Only those lines running from the line that contains "Parse this screenshot: output" through the end of the material are to be written out, each exactly as shown.
--- Start of Data lines ---
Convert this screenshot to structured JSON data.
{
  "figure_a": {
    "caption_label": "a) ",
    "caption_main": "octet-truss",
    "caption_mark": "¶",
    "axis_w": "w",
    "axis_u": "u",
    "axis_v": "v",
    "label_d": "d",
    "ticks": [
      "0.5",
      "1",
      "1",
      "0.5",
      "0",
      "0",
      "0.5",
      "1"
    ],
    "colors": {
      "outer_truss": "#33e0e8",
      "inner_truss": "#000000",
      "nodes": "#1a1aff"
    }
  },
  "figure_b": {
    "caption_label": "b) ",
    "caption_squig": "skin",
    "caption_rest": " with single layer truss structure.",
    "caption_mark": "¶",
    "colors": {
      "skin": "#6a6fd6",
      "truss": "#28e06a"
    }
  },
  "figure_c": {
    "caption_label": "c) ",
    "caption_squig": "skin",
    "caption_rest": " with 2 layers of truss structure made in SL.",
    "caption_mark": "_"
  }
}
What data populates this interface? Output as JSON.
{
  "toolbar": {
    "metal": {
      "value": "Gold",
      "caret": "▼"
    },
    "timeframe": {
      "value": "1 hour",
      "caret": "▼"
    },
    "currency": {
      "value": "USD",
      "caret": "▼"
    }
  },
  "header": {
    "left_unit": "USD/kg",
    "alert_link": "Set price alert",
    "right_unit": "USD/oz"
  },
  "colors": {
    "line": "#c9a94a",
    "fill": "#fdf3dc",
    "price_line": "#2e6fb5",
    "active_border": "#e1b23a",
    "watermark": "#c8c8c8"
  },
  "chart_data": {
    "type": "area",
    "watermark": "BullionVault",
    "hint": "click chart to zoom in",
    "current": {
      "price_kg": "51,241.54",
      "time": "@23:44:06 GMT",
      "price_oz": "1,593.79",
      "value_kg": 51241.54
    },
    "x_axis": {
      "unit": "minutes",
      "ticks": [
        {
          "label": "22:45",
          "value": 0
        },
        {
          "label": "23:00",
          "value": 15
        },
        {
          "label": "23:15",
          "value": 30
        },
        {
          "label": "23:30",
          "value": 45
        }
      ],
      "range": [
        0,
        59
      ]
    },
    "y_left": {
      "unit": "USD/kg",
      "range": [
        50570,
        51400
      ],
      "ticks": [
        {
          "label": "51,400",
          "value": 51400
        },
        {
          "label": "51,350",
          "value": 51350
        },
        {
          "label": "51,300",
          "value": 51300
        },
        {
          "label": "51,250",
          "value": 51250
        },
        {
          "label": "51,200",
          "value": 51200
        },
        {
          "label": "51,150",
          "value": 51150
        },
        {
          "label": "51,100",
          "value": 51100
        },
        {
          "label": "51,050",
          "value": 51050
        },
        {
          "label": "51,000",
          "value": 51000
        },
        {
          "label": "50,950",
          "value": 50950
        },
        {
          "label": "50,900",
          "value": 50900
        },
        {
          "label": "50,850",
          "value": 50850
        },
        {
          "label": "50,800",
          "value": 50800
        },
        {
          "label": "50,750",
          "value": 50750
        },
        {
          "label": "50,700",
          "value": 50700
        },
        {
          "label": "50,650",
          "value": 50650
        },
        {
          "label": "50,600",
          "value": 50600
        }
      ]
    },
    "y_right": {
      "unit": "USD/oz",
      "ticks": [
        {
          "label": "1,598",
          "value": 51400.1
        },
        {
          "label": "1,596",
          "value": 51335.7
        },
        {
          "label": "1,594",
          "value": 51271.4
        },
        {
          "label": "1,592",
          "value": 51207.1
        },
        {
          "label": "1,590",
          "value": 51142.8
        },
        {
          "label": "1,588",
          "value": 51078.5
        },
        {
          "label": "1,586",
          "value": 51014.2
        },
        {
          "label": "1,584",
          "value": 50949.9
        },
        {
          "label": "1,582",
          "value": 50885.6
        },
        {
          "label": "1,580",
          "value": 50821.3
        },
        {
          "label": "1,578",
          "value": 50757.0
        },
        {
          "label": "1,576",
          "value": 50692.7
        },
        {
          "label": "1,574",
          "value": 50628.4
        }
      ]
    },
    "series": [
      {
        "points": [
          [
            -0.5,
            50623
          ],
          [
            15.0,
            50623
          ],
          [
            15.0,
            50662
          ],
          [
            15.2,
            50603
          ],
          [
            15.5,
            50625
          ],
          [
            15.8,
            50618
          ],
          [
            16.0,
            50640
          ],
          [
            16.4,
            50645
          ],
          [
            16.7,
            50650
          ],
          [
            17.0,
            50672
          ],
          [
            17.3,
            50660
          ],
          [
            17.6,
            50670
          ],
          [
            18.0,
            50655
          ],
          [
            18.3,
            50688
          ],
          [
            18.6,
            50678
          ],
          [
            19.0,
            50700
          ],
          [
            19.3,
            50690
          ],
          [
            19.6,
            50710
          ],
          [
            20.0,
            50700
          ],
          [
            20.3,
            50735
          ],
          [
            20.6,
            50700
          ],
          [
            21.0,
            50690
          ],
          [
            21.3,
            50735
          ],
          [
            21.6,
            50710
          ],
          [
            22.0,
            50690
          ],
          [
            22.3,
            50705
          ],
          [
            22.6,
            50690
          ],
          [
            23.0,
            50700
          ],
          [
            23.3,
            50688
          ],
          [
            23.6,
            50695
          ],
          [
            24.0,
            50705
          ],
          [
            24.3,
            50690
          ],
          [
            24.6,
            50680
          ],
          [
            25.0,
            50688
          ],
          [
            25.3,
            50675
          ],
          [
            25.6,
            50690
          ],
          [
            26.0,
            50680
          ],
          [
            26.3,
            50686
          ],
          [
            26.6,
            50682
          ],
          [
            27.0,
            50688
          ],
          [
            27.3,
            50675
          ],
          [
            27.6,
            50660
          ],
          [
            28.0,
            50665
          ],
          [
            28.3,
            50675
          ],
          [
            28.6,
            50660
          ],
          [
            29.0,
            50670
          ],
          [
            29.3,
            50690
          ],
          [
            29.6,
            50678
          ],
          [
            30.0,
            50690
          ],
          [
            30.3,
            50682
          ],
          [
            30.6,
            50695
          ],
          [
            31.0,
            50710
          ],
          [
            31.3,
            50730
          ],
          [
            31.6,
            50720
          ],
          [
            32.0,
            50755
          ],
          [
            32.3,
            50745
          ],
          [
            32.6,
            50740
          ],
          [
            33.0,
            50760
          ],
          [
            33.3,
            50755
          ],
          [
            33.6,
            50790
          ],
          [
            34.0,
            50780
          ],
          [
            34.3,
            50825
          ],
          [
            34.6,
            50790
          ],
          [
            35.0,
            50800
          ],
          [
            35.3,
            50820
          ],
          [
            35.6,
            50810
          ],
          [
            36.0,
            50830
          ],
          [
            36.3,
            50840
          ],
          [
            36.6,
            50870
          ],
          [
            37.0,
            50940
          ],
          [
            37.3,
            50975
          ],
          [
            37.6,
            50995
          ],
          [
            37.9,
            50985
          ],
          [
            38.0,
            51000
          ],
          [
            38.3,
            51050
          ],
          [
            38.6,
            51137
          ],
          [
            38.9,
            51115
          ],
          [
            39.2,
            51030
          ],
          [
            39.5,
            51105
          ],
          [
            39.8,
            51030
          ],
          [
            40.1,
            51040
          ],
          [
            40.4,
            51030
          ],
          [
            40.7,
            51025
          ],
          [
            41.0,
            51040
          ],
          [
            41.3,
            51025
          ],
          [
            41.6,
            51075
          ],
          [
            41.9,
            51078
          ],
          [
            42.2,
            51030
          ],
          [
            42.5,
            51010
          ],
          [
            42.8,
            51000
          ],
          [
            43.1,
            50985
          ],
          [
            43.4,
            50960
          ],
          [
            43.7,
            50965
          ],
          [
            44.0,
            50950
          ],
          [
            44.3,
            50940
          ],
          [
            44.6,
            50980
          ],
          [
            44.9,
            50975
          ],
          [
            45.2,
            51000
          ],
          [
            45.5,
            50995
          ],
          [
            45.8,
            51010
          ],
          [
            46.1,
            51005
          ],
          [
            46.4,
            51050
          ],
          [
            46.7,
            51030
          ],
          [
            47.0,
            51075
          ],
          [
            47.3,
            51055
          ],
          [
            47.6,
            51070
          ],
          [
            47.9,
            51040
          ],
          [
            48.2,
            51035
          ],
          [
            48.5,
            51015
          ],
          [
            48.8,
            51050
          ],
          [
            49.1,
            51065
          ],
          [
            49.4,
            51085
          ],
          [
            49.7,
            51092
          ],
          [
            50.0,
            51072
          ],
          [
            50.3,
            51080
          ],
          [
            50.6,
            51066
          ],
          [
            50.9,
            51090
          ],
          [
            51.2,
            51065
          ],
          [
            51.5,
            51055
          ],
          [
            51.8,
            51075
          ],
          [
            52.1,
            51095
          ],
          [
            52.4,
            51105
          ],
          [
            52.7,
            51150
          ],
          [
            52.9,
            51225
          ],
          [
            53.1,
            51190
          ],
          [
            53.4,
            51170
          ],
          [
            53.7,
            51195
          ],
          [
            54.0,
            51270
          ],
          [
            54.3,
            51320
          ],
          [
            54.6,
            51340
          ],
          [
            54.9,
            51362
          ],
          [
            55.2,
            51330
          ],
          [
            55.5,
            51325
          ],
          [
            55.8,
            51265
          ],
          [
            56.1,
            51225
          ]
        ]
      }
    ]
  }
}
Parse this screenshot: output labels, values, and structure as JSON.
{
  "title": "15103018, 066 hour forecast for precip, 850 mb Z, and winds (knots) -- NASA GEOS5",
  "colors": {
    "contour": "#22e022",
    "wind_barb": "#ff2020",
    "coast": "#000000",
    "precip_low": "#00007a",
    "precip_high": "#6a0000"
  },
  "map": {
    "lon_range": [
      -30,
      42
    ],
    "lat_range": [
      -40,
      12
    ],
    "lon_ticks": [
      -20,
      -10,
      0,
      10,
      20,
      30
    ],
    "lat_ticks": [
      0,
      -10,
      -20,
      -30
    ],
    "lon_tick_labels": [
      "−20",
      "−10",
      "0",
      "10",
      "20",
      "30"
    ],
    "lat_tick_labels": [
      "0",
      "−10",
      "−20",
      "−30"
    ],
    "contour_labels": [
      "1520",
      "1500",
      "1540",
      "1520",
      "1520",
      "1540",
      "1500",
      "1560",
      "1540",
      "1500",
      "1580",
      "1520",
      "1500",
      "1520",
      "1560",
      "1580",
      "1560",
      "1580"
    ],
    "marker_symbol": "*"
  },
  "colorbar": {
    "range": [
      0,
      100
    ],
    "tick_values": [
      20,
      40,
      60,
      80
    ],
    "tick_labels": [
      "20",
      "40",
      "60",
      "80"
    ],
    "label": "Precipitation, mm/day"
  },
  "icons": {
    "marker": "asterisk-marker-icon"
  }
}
--- End of Data lines ---
== Correct result ==
Parse this screenshot: output labels, values, and structure as JSON.
{
  "title": "15103018, 066 hour forecast for precip, 850 mb Z, and winds (knots) -- NASA GEOS5",
  "colors": {
    "contour": "#22e022",
    "wind_barb": "#ff2020",
    "coast": "#000000",
    "precip_low": "#00007a",
    "precip_high": "#6a0000"
  },
  "map": {
    "lon_range": [
      -30,
      42
    ],
    "lat_range": [
      -40,
      12
    ],
    "lon_ticks": [
      -20,
      -10,
      0,
      10,
      20,
      30
    ],
    "lat_ticks": [
      0,
      -10,
      -20,
      -30
    ],
    "lon_tick_labels": [
      "−20",
      "−10",
      "0",
      "10",
      "20",
      "30"
    ],
    "lat_tick_labels": [
      "0",
      "−10",
      "−20",
      "−30"
    ],
    "contour_labels": [
      "1520",
      "1500",
      "1540",
      "1520",
      "1520",
      "1540",
      "1500",
      "1560",
      "1540",
      "1500",
      "1580",
      "1520",
      "1500",
      "1520",
      "1560",
      "1580",
      "1560",
      "1580"
    ],
    "marker_symbol": "*"
  },
  "colorbar": {
    "range": [
      0,
      100
    ],
    "tick_values": [
      20,
      40,
      60,
      80
    ],
    "tick_labels": [
      "20",
      "40",
      "60",
      "80"
    ],
    "label": "Precipitation, mm/day"
  },
  "icons": {
    "marker": "asterisk-marker-icon"
  }
}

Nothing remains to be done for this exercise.